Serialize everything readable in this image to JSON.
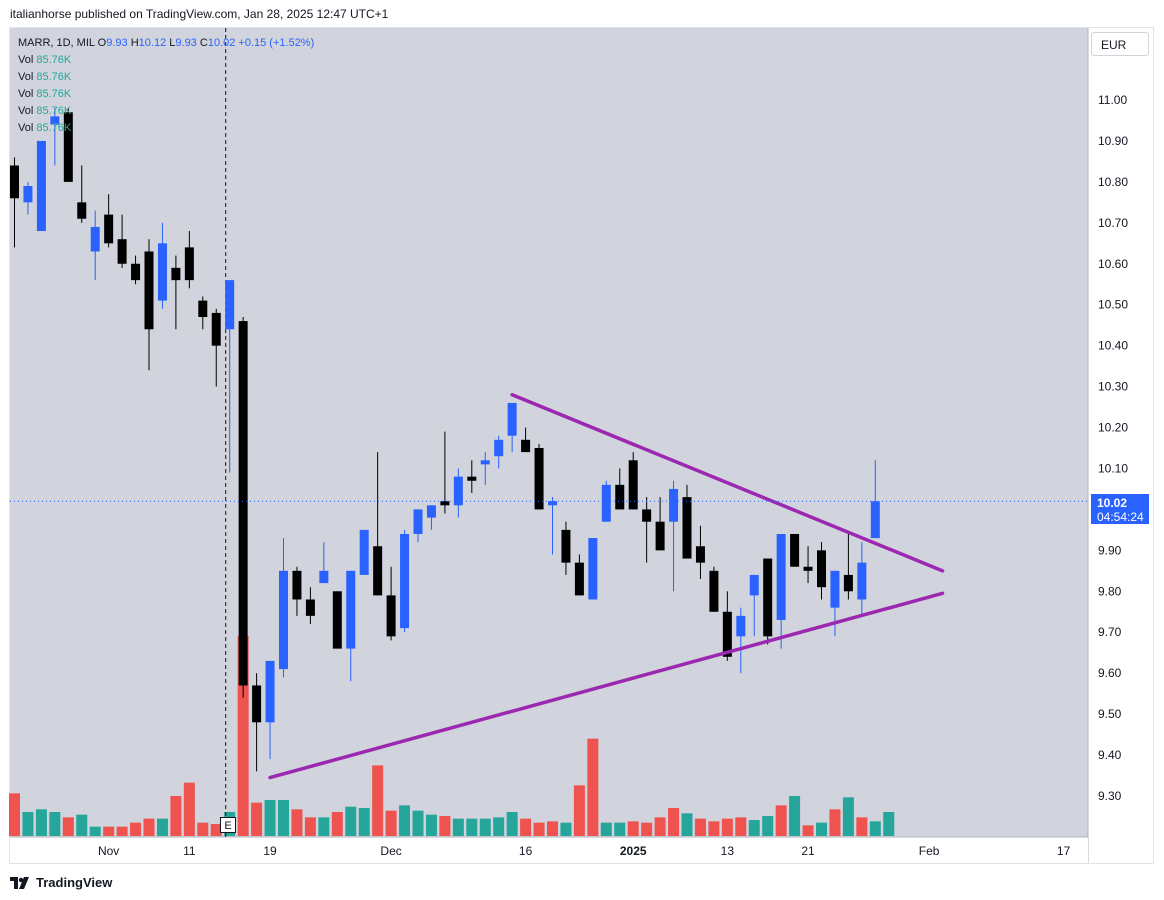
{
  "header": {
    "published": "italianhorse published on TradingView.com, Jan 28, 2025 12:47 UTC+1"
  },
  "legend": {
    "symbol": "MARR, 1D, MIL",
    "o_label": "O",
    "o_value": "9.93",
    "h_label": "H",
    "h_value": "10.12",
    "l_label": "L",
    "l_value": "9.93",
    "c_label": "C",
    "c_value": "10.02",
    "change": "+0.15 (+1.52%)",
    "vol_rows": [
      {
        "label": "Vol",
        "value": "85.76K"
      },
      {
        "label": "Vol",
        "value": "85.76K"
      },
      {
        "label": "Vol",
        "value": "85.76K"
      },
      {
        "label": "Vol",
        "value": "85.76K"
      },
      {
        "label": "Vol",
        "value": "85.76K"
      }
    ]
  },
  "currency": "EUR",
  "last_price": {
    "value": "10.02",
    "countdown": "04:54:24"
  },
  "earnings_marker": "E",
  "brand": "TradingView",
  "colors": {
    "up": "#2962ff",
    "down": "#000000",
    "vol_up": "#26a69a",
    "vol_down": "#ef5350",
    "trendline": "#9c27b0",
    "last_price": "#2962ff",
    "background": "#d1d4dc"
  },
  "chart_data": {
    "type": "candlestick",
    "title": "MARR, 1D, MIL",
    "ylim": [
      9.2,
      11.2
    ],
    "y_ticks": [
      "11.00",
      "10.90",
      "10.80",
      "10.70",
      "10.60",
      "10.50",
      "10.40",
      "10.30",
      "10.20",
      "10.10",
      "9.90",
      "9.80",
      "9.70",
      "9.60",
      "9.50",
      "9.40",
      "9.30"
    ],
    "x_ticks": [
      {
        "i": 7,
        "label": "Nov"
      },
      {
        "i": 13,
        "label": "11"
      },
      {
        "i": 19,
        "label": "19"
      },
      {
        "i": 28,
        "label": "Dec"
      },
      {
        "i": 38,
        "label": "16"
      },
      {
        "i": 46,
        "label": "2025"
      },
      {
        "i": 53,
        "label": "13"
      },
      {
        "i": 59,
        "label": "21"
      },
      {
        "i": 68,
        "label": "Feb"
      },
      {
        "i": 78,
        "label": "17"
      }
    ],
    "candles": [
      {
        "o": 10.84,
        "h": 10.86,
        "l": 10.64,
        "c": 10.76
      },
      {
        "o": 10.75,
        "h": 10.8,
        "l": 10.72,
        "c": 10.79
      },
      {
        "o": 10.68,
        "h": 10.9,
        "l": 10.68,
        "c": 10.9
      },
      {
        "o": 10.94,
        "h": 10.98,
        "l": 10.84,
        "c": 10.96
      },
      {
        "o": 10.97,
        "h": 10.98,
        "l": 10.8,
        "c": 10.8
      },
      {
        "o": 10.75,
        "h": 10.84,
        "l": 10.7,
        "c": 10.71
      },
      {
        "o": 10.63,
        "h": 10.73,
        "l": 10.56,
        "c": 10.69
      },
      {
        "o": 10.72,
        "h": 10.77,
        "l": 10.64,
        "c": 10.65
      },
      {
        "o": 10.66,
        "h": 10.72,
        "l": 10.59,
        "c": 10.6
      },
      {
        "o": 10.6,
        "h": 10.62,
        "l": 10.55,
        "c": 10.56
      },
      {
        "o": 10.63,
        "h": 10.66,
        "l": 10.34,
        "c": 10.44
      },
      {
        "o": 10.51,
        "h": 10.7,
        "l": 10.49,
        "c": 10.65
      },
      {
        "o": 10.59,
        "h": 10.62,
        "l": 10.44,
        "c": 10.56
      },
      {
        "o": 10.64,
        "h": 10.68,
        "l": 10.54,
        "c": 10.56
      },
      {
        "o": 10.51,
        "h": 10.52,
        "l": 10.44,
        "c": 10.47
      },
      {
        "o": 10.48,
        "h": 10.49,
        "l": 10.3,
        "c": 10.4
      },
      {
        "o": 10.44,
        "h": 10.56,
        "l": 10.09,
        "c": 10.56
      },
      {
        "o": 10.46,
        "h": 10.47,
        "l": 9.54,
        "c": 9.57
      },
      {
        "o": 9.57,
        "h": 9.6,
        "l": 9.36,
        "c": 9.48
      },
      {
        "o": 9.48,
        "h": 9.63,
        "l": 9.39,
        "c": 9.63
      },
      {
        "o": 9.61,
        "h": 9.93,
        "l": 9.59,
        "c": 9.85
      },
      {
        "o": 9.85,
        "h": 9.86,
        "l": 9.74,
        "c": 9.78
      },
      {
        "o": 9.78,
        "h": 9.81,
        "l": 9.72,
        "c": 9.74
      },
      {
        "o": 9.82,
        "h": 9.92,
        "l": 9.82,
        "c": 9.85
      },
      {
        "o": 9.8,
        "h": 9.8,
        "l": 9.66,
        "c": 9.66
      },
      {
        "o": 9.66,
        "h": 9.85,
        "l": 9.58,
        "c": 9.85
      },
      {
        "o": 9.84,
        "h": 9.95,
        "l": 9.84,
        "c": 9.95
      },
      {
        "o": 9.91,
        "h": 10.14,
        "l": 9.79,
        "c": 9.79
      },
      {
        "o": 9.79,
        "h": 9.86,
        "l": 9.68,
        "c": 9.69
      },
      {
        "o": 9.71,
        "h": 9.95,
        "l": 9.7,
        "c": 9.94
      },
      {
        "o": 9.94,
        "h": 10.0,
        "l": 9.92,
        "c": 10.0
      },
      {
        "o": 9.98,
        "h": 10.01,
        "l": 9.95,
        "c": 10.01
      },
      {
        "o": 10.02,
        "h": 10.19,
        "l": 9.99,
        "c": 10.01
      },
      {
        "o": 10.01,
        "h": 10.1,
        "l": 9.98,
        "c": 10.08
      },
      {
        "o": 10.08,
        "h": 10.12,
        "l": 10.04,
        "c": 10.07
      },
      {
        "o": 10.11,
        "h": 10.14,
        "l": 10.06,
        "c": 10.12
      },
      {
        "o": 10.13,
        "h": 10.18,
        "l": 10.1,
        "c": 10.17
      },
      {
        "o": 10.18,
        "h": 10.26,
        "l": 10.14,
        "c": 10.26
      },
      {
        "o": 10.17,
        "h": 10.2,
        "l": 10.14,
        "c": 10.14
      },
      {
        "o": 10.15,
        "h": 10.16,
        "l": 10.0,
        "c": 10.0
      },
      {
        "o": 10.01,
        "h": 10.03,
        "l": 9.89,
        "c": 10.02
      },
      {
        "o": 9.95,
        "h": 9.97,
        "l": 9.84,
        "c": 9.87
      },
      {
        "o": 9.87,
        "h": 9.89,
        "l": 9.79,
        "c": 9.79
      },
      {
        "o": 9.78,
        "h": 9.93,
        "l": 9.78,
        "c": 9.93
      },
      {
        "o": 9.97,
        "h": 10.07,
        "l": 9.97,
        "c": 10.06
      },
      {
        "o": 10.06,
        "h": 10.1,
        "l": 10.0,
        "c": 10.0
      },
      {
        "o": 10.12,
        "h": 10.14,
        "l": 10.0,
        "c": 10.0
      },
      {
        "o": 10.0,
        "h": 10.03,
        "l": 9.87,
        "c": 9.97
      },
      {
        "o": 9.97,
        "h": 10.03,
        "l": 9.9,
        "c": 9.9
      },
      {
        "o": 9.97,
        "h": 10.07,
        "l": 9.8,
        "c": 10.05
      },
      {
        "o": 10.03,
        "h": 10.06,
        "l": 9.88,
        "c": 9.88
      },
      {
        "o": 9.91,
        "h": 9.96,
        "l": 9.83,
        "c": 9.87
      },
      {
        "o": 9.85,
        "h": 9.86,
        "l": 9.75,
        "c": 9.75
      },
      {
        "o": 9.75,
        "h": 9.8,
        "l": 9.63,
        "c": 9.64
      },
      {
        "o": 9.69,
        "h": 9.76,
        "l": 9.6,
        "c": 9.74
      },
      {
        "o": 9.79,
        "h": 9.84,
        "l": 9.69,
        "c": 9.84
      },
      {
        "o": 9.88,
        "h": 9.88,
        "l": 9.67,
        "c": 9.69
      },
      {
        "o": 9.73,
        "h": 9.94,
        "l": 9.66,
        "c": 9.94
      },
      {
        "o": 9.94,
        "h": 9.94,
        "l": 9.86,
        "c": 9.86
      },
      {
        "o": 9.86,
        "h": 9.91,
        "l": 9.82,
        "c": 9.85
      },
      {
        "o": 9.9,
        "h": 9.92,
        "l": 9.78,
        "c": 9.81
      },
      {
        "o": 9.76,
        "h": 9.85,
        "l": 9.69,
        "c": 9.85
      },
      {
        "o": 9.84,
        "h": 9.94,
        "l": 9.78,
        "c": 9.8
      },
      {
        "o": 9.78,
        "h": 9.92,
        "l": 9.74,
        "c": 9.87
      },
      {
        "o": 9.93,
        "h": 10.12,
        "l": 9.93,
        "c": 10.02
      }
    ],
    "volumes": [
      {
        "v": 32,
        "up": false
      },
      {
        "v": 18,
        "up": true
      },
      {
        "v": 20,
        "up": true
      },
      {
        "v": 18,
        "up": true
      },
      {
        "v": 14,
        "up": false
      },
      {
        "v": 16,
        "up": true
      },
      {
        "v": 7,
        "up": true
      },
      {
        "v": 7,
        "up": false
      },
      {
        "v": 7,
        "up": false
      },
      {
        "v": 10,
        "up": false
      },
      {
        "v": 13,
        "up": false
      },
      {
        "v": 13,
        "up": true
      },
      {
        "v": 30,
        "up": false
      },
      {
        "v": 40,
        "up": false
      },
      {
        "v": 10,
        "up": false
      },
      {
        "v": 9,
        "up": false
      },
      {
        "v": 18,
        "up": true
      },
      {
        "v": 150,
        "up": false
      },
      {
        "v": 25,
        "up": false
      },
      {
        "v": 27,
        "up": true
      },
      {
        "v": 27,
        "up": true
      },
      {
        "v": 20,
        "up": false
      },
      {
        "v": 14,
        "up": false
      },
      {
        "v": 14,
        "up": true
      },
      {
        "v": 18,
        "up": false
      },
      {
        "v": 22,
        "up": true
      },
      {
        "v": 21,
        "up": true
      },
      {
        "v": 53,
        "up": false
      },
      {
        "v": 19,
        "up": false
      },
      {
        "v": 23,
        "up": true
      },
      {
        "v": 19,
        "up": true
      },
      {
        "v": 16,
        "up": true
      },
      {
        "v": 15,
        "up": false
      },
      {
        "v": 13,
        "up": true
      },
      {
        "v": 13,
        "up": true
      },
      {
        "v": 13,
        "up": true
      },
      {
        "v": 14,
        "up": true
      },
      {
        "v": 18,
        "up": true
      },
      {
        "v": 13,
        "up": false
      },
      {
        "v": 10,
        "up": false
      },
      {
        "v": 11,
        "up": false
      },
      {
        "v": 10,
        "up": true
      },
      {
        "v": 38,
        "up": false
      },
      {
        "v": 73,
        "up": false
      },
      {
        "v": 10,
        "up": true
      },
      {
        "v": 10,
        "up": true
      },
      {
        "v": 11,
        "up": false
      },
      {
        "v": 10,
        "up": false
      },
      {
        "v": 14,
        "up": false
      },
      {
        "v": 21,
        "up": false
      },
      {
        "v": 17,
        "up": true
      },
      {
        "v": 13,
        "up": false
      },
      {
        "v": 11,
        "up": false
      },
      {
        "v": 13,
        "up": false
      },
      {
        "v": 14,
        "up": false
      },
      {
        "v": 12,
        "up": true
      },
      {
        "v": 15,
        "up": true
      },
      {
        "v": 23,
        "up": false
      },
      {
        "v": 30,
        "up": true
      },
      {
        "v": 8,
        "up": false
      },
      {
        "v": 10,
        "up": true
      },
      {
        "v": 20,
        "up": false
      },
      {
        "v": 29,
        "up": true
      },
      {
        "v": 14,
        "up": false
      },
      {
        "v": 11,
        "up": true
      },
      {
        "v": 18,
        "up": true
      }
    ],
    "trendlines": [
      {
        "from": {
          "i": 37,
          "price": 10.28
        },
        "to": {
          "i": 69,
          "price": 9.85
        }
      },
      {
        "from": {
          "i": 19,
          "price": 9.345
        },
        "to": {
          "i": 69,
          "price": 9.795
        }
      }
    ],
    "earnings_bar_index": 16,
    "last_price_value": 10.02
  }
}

+ + + +

Look through the entries above. Extract each line with the word "TradingView".

    "published": "italianhorse published on TradingView.com, Jan 28, 2025 12:47 UTC+1"
  "brand": "TradingView",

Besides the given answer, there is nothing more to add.